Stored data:

● ● ● ●

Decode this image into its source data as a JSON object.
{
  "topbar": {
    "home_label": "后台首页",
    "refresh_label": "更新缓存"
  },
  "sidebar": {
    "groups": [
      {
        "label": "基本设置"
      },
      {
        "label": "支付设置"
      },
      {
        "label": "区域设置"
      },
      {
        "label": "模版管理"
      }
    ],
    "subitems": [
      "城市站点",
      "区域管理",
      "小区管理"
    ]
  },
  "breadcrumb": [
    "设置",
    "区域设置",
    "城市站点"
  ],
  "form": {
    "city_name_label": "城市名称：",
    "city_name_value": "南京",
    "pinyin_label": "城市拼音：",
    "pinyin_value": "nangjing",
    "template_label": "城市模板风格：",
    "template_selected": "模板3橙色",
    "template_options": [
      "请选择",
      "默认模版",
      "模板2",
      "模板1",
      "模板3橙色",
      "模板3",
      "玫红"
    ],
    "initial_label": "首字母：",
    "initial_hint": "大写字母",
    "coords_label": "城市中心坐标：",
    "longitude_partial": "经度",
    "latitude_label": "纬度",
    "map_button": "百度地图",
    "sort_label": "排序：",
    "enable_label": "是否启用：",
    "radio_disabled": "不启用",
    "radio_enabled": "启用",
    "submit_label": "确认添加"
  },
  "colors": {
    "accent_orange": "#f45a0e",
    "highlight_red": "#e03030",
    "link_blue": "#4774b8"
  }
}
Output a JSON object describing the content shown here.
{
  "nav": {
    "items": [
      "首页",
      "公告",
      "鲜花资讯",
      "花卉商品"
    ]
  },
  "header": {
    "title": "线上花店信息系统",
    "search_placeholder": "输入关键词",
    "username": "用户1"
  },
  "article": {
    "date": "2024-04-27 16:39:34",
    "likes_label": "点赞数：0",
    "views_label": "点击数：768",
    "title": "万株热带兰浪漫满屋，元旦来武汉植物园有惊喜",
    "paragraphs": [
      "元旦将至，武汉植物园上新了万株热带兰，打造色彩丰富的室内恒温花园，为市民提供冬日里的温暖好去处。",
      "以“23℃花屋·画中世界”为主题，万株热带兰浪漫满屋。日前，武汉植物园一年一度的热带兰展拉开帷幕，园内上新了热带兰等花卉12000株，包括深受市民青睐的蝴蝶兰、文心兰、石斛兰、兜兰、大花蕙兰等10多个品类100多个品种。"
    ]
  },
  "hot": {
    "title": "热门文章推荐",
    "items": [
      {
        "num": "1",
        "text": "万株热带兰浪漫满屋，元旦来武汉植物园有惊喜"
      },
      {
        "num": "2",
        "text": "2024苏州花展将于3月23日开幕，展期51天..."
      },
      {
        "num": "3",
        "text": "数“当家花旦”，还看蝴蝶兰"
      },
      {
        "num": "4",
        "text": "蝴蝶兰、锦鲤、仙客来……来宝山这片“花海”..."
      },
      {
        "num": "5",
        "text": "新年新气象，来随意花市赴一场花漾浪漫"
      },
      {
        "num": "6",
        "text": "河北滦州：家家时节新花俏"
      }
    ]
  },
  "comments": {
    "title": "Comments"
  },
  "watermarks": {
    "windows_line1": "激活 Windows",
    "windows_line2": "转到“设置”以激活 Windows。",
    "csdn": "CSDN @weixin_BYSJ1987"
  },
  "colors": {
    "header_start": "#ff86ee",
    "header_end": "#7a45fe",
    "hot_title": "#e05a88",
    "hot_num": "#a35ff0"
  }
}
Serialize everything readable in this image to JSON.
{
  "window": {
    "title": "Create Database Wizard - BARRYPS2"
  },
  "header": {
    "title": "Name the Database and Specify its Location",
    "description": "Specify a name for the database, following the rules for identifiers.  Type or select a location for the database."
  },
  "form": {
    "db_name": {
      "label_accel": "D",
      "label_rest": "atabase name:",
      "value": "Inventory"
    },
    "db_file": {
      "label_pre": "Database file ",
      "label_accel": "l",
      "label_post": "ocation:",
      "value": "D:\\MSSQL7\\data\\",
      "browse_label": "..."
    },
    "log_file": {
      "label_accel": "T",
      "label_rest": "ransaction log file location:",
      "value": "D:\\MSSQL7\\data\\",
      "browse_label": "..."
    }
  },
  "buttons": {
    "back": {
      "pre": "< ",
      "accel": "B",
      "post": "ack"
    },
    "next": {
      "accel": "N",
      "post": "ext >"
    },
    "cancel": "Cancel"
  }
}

● ● ● ●

# WHAT IS BEING ASKED:
Copy all the entries verbatim.

# EXERCISE RESULT:
Decode this image into its source data as a JSON object.
{
  "topbar": {
    "home_label": "后台首页",
    "refresh_label": "更新缓存"
  },
  "sidebar": {
    "groups": [
      {
        "label": "基本设置"
      },
      {
        "label": "支付设置"
      },
      {
        "label": "区域设置"
      },
      {
        "label": "模版管理"
      }
    ],
    "subitems": [
      "城市站点",
      "区域管理",
      "小区管理"
    ]
  },
  "breadcrumb": [
    "设置",
    "区域设置",
    "城市站点"
  ],
  "form": {
    "city_name_label": "城市名称：",
    "city_name_value": "南京",
    "pinyin_label": "城市拼音：",
    "pinyin_value": "nangjing",
    "template_label": "城市模板风格：",
    "template_selected": "模板3橙色",
    "template_options": [
      "请选择",
      "默认模版",
      "模板2",
      "模板1",
      "模板3橙色",
      "模板3",
      "玫红"
    ],
    "initial_label": "首字母：",
    "initial_hint": "大写字母",
    "coords_label": "城市中心坐标：",
    "longitude_partial": "经度",
    "latitude_label": "纬度",
    "map_button": "百度地图",
    "sort_label": "排序：",
    "enable_label": "是否启用：",
    "radio_disabled": "不启用",
    "radio_enabled": "启用",
    "submit_label": "确认添加"
  },
  "colors": {
    "accent_orange": "#f45a0e",
    "highlight_red": "#e03030",
    "link_blue": "#4774b8"
  }
}
Output a JSON object describing the content shown here.
{
  "nav": {
    "items": [
      "首页",
      "公告",
      "鲜花资讯",
      "花卉商品"
    ]
  },
  "header": {
    "title": "线上花店信息系统",
    "search_placeholder": "输入关键词",
    "username": "用户1"
  },
  "article": {
    "date": "2024-04-27 16:39:34",
    "likes_label": "点赞数：0",
    "views_label": "点击数：768",
    "title": "万株热带兰浪漫满屋，元旦来武汉植物园有惊喜",
    "paragraphs": [
      "元旦将至，武汉植物园上新了万株热带兰，打造色彩丰富的室内恒温花园，为市民提供冬日里的温暖好去处。",
      "以“23℃花屋·画中世界”为主题，万株热带兰浪漫满屋。日前，武汉植物园一年一度的热带兰展拉开帷幕，园内上新了热带兰等花卉12000株，包括深受市民青睐的蝴蝶兰、文心兰、石斛兰、兜兰、大花蕙兰等10多个品类100多个品种。"
    ]
  },
  "hot": {
    "title": "热门文章推荐",
    "items": [
      {
        "num": "1",
        "text": "万株热带兰浪漫满屋，元旦来武汉植物园有惊喜"
      },
      {
        "num": "2",
        "text": "2024苏州花展将于3月23日开幕，展期51天..."
      },
      {
        "num": "3",
        "text": "数“当家花旦”，还看蝴蝶兰"
      },
      {
        "num": "4",
        "text": "蝴蝶兰、锦鲤、仙客来……来宝山这片“花海”..."
      },
      {
        "num": "5",
        "text": "新年新气象，来随意花市赴一场花漾浪漫"
      },
      {
        "num": "6",
        "text": "河北滦州：家家时节新花俏"
      }
    ]
  },
  "comments": {
    "title": "Comments"
  },
  "watermarks": {
    "windows_line1": "激活 Windows",
    "windows_line2": "转到“设置”以激活 Windows。",
    "csdn": "CSDN @weixin_BYSJ1987"
  },
  "colors": {
    "header_start": "#ff86ee",
    "header_end": "#7a45fe",
    "hot_title": "#e05a88",
    "hot_num": "#a35ff0"
  }
}
Serialize everything readable in this image to JSON.
{
  "window": {
    "title": "Create Database Wizard - BARRYPS2"
  },
  "header": {
    "title": "Name the Database and Specify its Location",
    "description": "Specify a name for the database, following the rules for identifiers.  Type or select a location for the database."
  },
  "form": {
    "db_name": {
      "label_accel": "D",
      "label_rest": "atabase name:",
      "value": "Inventory"
    },
    "db_file": {
      "label_pre": "Database file ",
      "label_accel": "l",
      "label_post": "ocation:",
      "value": "D:\\MSSQL7\\data\\",
      "browse_label": "..."
    },
    "log_file": {
      "label_accel": "T",
      "label_rest": "ransaction log file location:",
      "value": "D:\\MSSQL7\\data\\",
      "browse_label": "..."
    }
  },
  "buttons": {
    "back": {
      "pre": "< ",
      "accel": "B",
      "post": "ack"
    },
    "next": {
      "accel": "N",
      "post": "ext >"
    },
    "cancel": "Cancel"
  }
}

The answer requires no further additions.